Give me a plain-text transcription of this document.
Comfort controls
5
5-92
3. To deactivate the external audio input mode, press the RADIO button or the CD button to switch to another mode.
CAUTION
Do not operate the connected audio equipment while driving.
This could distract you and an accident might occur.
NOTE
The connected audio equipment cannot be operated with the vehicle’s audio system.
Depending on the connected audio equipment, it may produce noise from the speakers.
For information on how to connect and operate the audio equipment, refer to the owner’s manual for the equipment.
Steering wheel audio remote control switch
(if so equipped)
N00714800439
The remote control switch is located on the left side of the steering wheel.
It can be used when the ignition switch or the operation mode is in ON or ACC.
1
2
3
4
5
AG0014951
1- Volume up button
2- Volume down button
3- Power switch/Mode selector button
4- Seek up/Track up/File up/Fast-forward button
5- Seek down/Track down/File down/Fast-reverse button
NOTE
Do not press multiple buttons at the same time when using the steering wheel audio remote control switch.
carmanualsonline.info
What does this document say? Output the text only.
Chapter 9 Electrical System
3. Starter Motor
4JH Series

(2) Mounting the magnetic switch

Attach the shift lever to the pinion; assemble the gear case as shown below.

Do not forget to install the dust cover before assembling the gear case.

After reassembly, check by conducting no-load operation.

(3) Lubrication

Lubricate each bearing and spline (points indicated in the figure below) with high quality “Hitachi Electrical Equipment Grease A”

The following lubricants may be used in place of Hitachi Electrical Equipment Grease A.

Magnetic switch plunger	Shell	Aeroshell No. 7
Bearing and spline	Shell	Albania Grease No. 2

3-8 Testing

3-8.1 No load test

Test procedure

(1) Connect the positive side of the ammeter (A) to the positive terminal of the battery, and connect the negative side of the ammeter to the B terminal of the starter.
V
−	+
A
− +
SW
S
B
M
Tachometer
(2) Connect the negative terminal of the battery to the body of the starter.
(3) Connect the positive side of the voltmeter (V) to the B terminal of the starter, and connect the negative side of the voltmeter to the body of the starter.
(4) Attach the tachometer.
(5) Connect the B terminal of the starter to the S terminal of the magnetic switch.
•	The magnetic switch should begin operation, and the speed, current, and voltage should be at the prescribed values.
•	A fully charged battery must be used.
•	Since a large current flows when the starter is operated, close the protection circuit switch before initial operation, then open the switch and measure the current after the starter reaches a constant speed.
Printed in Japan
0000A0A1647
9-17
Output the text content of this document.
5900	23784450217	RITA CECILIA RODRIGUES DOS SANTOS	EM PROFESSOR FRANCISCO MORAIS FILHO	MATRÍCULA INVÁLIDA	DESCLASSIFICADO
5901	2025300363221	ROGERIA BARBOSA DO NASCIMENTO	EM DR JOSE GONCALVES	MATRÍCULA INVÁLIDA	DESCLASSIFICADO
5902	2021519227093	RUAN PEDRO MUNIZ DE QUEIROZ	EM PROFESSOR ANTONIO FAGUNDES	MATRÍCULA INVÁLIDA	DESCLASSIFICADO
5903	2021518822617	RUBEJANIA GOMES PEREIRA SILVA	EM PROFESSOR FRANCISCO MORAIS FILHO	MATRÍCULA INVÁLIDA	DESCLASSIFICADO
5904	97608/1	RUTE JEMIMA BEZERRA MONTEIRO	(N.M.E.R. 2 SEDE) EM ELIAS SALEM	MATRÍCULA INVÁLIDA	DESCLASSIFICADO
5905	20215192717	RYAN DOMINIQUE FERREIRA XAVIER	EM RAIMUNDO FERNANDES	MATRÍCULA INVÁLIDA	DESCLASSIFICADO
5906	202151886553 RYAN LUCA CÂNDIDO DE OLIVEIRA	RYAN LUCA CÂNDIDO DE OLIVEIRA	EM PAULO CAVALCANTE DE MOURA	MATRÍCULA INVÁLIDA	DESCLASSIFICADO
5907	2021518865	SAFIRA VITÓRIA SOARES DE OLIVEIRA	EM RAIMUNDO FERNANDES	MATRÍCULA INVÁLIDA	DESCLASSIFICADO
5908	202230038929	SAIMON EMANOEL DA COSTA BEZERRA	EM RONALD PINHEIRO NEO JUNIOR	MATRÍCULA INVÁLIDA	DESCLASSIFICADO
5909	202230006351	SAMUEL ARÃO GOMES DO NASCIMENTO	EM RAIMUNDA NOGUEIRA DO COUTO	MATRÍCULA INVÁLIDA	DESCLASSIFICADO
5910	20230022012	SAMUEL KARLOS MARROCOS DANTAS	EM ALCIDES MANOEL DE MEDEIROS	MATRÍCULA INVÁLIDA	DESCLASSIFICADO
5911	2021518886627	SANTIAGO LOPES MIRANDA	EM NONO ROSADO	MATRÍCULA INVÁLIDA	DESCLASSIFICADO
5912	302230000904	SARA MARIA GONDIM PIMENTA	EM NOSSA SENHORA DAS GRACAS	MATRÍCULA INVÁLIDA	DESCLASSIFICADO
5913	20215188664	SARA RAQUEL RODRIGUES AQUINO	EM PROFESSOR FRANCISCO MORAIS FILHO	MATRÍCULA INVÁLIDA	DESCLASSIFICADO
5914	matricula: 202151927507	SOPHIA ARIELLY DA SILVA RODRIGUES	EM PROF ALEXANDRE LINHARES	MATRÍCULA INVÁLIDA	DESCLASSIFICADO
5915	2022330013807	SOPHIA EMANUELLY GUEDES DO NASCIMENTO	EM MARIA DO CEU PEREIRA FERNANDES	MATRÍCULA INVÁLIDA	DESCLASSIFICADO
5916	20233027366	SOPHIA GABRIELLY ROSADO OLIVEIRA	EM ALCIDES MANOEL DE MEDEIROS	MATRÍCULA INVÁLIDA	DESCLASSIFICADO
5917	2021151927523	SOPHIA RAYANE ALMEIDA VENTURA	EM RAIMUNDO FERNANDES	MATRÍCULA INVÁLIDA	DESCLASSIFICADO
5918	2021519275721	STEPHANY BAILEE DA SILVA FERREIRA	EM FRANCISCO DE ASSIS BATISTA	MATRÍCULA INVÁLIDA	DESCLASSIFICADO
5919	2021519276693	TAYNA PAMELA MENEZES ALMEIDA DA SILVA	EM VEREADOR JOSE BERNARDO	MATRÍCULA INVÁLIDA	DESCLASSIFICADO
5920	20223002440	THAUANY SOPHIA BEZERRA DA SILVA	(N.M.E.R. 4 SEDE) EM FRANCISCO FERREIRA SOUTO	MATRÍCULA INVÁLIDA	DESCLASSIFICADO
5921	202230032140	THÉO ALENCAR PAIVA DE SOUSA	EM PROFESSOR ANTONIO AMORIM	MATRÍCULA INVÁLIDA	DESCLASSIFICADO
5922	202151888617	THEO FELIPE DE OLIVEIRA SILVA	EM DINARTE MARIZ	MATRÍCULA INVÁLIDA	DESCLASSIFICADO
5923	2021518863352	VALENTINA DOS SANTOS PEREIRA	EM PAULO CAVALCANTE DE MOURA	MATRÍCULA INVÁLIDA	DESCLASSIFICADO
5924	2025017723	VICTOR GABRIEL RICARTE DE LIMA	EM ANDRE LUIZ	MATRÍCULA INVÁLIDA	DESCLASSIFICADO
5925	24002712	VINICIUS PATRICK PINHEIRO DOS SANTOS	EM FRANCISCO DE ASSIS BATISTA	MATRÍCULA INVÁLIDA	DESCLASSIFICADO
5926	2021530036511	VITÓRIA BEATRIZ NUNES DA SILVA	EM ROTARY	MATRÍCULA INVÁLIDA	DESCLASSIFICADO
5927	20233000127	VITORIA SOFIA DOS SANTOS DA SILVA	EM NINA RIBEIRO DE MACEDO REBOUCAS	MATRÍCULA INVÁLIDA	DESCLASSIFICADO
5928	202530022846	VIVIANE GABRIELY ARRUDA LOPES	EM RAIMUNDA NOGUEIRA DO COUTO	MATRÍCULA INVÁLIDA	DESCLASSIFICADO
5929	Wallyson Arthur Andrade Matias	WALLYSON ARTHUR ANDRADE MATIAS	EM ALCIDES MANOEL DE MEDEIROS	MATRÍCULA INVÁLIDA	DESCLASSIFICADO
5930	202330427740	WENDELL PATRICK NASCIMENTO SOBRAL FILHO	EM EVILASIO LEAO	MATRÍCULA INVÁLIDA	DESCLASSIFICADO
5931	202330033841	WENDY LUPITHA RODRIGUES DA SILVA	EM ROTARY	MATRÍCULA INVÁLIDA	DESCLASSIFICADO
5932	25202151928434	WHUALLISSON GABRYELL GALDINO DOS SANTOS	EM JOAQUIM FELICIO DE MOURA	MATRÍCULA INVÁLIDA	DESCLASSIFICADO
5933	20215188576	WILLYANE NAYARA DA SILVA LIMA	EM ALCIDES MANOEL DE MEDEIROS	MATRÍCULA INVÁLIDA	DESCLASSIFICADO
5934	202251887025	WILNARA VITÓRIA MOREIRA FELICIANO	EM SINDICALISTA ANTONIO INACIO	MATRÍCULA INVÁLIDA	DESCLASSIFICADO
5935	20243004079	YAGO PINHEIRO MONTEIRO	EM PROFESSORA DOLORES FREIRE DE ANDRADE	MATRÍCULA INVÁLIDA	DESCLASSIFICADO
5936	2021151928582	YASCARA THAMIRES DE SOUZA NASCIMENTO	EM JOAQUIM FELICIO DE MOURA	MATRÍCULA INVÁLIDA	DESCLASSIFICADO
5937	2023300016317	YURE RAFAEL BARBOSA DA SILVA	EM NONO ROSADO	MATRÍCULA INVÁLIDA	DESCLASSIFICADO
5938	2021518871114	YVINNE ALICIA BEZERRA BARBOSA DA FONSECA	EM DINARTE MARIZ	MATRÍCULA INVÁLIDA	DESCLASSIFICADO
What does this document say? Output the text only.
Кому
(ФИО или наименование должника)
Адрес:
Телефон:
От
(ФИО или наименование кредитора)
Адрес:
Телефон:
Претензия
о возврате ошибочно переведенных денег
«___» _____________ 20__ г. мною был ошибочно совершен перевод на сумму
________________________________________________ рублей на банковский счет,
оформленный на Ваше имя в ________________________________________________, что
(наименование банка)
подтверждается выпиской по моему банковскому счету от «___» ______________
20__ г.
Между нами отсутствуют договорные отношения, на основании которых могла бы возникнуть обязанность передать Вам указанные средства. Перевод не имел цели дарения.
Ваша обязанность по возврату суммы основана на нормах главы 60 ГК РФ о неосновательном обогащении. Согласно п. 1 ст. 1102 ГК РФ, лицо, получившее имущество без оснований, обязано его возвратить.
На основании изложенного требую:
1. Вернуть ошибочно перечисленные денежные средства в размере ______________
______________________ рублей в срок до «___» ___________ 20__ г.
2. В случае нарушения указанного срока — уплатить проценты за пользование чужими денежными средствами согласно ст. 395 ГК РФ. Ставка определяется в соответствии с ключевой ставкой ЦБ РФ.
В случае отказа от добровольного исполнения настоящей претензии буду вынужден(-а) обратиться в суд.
===
__SET PROBLEM__.
Copy out each line in the preceding records that contains "PAULO".

__TASK SOLUTION__.
5906	202151886553 RYAN LUCA CÂNDIDO DE OLIVEIRA	RYAN LUCA CÂNDIDO DE OLIVEIRA	EM PAULO CAVALCANTE DE MOURA	MATRÍCULA INVÁLIDA	DESCLASSIFICADO
5923	2021518863352	VALENTINA DOS SANTOS PEREIRA	EM PAULO CAVALCANTE DE MOURA	MATRÍCULA INVÁLIDA	DESCLASSIFICADO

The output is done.